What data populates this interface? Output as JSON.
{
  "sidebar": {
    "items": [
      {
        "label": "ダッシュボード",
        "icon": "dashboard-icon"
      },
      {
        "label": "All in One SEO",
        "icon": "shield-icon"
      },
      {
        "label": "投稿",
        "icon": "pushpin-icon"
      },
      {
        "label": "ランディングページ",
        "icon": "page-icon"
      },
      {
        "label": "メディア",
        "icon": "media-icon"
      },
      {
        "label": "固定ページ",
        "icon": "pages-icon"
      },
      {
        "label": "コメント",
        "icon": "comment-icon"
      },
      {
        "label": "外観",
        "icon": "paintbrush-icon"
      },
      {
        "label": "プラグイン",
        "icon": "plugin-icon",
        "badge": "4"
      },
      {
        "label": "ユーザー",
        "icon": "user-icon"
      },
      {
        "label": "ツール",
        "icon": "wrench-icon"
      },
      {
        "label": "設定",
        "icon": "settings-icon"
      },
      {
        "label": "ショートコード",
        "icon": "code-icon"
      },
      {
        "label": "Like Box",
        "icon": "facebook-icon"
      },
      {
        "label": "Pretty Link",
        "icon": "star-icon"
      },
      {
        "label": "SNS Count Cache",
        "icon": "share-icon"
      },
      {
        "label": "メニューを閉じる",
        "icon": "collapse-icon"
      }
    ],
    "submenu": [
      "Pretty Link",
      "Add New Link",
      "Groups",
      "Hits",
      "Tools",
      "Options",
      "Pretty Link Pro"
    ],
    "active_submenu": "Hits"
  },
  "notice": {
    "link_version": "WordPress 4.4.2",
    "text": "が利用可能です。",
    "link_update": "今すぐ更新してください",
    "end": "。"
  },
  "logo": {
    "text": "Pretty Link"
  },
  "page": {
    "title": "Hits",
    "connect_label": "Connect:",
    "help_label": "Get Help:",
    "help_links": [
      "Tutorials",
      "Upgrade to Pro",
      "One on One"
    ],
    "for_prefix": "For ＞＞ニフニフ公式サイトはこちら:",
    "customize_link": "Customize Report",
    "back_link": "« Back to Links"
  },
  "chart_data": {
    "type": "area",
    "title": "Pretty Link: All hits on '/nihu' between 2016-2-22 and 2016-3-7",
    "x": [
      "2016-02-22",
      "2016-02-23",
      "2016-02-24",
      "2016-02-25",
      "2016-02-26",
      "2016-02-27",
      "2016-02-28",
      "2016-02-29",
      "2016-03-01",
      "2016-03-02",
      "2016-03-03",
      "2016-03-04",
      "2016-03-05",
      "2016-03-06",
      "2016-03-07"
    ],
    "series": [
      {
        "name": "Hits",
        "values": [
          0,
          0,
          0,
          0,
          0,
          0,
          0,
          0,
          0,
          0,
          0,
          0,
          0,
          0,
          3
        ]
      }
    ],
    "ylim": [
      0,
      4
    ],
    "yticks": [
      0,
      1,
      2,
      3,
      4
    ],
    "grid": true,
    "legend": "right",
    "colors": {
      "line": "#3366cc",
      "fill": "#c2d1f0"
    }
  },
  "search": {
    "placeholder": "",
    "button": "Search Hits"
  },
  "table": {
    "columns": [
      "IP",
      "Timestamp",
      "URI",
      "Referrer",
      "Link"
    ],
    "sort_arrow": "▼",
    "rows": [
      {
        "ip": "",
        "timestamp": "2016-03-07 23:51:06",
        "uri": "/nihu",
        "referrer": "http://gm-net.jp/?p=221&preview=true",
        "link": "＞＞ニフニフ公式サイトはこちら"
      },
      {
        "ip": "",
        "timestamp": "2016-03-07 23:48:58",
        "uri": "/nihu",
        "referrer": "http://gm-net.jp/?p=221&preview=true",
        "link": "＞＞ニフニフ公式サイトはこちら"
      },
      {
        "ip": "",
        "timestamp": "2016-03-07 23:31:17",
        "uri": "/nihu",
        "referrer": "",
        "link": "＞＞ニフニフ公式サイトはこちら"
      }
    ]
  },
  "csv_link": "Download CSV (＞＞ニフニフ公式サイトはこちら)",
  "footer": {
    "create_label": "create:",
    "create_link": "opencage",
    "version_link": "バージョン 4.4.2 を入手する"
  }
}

▶ _Requirements_
Write an exact transcription of every entry above.

▶ _Response_
What data populates this interface? Output as JSON.
{
  "sidebar": {
    "items": [
      {
        "label": "ダッシュボード",
        "icon": "dashboard-icon"
      },
      {
        "label": "All in One SEO",
        "icon": "shield-icon"
      },
      {
        "label": "投稿",
        "icon": "pushpin-icon"
      },
      {
        "label": "ランディングページ",
        "icon": "page-icon"
      },
      {
        "label": "メディア",
        "icon": "media-icon"
      },
      {
        "label": "固定ページ",
        "icon": "pages-icon"
      },
      {
        "label": "コメント",
        "icon": "comment-icon"
      },
      {
        "label": "外観",
        "icon": "paintbrush-icon"
      },
      {
        "label": "プラグイン",
        "icon": "plugin-icon",
        "badge": "4"
      },
      {
        "label": "ユーザー",
        "icon": "user-icon"
      },
      {
        "label": "ツール",
        "icon": "wrench-icon"
      },
      {
        "label": "設定",
        "icon": "settings-icon"
      },
      {
        "label": "ショートコード",
        "icon": "code-icon"
      },
      {
        "label": "Like Box",
        "icon": "facebook-icon"
      },
      {
        "label": "Pretty Link",
        "icon": "star-icon"
      },
      {
        "label": "SNS Count Cache",
        "icon": "share-icon"
      },
      {
        "label": "メニューを閉じる",
        "icon": "collapse-icon"
      }
    ],
    "submenu": [
      "Pretty Link",
      "Add New Link",
      "Groups",
      "Hits",
      "Tools",
      "Options",
      "Pretty Link Pro"
    ],
    "active_submenu": "Hits"
  },
  "notice": {
    "link_version": "WordPress 4.4.2",
    "text": "が利用可能です。",
    "link_update": "今すぐ更新してください",
    "end": "。"
  },
  "logo": {
    "text": "Pretty Link"
  },
  "page": {
    "title": "Hits",
    "connect_label": "Connect:",
    "help_label": "Get Help:",
    "help_links": [
      "Tutorials",
      "Upgrade to Pro",
      "One on One"
    ],
    "for_prefix": "For ＞＞ニフニフ公式サイトはこちら:",
    "customize_link": "Customize Report",
    "back_link": "« Back to Links"
  },
  "chart_data": {
    "type": "area",
    "title": "Pretty Link: All hits on '/nihu' between 2016-2-22 and 2016-3-7",
    "x": [
      "2016-02-22",
      "2016-02-23",
      "2016-02-24",
      "2016-02-25",
      "2016-02-26",
      "2016-02-27",
      "2016-02-28",
      "2016-02-29",
      "2016-03-01",
      "2016-03-02",
      "2016-03-03",
      "2016-03-04",
      "2016-03-05",
      "2016-03-06",
      "2016-03-07"
    ],
    "series": [
      {
        "name": "Hits",
        "values": [
          0,
          0,
          0,
          0,
          0,
          0,
          0,
          0,
          0,
          0,
          0,
          0,
          0,
          0,
          3
        ]
      }
    ],
    "ylim": [
      0,
      4
    ],
    "yticks": [
      0,
      1,
      2,
      3,
      4
    ],
    "grid": true,
    "legend": "right",
    "colors": {
      "line": "#3366cc",
      "fill": "#c2d1f0"
    }
  },
  "search": {
    "placeholder": "",
    "button": "Search Hits"
  },
  "table": {
    "columns": [
      "IP",
      "Timestamp",
      "URI",
      "Referrer",
      "Link"
    ],
    "sort_arrow": "▼",
    "rows": [
      {
        "ip": "",
        "timestamp": "2016-03-07 23:51:06",
        "uri": "/nihu",
        "referrer": "http://gm-net.jp/?p=221&preview=true",
        "link": "＞＞ニフニフ公式サイトはこちら"
      },
      {
        "ip": "",
        "timestamp": "2016-03-07 23:48:58",
        "uri": "/nihu",
        "referrer": "http://gm-net.jp/?p=221&preview=true",
        "link": "＞＞ニフニフ公式サイトはこちら"
      },
      {
        "ip": "",
        "timestamp": "2016-03-07 23:31:17",
        "uri": "/nihu",
        "referrer": "",
        "link": "＞＞ニフニフ公式サイトはこちら"
      }
    ]
  },
  "csv_link": "Download CSV (＞＞ニフニフ公式サイトはこちら)",
  "footer": {
    "create_label": "create:",
    "create_link": "opencage",
    "version_link": "バージョン 4.4.2 を入手する"
  }
}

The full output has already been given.